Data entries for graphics
-- -- --

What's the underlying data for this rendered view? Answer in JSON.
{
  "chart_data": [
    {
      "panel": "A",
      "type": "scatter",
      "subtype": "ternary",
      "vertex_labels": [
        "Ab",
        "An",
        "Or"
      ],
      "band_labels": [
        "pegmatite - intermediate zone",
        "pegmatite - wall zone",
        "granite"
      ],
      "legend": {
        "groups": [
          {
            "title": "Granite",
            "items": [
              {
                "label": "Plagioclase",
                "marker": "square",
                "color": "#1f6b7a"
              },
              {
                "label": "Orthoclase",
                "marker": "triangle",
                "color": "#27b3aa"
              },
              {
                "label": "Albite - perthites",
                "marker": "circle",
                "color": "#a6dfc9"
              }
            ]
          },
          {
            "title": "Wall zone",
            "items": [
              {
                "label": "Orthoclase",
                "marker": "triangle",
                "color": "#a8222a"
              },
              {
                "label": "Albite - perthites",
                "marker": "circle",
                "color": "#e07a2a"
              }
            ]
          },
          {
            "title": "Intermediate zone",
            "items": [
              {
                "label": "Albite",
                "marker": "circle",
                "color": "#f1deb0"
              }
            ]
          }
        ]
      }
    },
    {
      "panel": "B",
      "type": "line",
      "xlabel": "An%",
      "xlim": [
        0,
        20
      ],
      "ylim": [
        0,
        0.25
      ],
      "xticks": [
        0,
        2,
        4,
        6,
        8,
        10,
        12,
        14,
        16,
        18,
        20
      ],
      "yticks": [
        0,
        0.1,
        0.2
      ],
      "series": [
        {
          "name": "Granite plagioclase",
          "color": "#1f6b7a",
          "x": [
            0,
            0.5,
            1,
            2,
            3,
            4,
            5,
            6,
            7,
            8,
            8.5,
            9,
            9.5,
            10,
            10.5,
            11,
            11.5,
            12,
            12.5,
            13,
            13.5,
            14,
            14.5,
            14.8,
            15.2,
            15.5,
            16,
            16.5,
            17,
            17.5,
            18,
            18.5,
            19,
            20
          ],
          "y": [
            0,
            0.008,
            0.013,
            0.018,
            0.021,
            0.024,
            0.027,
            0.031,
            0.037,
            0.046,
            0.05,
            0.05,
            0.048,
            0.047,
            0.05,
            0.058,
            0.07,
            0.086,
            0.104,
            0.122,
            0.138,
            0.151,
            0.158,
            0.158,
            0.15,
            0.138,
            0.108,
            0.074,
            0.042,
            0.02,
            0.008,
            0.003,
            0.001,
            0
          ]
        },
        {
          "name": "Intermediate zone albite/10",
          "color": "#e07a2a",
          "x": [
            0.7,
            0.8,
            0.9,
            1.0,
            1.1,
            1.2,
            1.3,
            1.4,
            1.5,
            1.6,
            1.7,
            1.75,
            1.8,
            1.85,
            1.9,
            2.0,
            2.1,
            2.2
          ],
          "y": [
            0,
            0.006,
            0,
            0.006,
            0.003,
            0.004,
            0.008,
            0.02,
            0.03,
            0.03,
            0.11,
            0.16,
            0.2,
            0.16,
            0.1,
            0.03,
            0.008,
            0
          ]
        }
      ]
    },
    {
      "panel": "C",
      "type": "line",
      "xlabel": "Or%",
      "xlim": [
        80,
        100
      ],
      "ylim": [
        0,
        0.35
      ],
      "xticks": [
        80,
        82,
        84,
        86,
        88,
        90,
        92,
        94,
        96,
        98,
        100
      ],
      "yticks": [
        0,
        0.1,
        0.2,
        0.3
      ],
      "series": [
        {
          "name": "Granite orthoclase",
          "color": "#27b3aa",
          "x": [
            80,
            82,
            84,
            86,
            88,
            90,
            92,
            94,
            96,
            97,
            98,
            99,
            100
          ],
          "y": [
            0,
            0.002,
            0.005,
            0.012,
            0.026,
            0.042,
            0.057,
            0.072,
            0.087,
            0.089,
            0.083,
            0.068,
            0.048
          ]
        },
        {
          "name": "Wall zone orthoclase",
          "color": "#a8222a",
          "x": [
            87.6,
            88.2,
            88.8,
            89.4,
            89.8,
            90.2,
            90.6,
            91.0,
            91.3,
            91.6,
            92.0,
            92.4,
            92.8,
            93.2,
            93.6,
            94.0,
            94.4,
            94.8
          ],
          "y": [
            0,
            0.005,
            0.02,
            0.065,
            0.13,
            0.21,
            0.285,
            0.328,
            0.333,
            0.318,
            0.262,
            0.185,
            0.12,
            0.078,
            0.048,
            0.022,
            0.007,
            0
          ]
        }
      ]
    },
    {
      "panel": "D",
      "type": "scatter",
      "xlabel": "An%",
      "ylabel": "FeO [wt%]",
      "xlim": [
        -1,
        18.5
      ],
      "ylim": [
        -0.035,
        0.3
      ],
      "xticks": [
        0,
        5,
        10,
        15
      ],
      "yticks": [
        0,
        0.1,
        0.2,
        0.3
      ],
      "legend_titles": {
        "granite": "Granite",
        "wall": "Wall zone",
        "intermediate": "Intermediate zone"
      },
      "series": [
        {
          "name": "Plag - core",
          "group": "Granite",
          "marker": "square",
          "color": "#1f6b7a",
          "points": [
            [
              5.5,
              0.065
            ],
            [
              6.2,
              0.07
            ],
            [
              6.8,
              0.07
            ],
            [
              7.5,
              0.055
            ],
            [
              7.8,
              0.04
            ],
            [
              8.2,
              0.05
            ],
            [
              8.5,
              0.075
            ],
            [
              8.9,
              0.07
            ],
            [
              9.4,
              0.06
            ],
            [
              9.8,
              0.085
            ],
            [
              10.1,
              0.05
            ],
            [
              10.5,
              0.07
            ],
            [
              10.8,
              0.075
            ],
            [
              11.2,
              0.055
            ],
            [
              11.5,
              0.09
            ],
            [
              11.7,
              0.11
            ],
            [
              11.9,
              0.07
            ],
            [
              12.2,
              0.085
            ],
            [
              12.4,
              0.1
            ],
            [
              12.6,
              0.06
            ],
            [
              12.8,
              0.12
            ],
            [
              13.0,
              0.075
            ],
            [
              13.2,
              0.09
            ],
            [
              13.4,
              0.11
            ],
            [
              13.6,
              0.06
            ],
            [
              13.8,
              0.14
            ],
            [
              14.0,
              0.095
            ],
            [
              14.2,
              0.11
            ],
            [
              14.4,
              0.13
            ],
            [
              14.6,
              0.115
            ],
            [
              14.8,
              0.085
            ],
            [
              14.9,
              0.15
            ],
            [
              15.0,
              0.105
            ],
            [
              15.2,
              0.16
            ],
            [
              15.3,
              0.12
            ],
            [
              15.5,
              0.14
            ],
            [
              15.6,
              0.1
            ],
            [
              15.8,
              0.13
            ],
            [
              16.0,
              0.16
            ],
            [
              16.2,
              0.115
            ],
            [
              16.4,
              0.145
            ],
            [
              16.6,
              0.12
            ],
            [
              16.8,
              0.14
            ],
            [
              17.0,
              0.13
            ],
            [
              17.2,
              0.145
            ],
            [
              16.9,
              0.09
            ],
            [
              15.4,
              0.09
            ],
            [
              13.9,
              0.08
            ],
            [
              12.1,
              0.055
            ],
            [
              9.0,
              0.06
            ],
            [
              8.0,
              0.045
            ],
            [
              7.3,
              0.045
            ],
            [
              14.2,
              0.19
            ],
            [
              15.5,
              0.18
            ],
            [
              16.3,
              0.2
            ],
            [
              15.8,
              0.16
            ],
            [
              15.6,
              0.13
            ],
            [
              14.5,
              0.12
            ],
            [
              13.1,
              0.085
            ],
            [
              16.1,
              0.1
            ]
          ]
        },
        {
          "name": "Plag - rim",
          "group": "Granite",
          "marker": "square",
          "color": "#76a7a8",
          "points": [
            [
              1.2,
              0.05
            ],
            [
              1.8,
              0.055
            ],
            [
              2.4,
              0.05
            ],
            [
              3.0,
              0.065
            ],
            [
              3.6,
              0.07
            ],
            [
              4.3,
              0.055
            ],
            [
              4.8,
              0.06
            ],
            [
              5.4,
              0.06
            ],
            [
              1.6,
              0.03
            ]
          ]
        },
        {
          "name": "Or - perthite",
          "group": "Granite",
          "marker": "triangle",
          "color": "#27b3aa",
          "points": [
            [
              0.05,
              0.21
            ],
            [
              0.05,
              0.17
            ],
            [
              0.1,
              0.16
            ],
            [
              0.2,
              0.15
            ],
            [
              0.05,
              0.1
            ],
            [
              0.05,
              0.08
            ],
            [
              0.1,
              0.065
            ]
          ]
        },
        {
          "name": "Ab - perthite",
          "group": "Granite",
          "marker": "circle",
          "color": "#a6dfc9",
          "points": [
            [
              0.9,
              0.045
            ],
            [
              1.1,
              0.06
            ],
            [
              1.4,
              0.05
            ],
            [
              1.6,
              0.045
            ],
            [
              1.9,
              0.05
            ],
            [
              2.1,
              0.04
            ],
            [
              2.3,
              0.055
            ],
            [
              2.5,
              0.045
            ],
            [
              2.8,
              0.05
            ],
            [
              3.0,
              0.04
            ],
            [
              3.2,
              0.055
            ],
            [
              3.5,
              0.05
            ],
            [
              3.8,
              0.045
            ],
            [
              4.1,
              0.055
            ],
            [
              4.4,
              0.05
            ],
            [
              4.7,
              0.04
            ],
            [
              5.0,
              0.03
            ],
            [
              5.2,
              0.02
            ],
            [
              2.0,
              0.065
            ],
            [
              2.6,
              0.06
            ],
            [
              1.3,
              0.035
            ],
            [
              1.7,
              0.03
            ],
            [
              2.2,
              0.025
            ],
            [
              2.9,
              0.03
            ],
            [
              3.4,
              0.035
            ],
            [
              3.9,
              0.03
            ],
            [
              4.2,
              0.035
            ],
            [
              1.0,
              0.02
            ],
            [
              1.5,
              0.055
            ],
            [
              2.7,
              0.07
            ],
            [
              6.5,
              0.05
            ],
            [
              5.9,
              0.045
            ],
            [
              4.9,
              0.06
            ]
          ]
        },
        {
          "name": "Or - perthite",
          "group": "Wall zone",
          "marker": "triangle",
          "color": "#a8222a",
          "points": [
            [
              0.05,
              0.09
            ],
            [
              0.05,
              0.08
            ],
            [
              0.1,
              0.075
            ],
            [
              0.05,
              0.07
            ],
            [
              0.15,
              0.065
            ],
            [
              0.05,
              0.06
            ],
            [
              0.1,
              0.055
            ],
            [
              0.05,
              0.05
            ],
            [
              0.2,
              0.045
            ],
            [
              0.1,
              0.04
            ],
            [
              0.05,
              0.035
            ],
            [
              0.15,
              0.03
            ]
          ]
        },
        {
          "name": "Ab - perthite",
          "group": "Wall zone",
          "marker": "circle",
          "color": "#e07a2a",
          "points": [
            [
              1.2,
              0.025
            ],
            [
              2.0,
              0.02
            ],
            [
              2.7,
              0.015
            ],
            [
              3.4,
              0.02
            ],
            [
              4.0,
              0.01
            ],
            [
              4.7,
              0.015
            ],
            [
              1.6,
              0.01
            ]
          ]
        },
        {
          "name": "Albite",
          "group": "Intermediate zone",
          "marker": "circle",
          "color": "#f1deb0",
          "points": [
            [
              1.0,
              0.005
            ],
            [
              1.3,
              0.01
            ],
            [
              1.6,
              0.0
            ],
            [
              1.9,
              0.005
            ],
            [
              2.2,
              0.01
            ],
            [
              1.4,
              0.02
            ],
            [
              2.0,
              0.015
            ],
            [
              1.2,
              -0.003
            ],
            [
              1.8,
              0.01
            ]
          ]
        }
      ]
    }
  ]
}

-- -- --

Scan the entries above for the word "zone" and collect each line holding it.

- _EXPECTED ANSWER_:
        "pegmatite - intermediate zone",
        "pegmatite - wall zone",
            "title": "Wall zone",
            "title": "Intermediate zone",
          "name": "Intermediate zone albite/10",
          "name": "Wall zone orthoclase",
        "wall": "Wall zone",
        "intermediate": "Intermediate zone"
          "group": "Wall zone",
          "group": "Wall zone",
          "group": "Intermediate zone",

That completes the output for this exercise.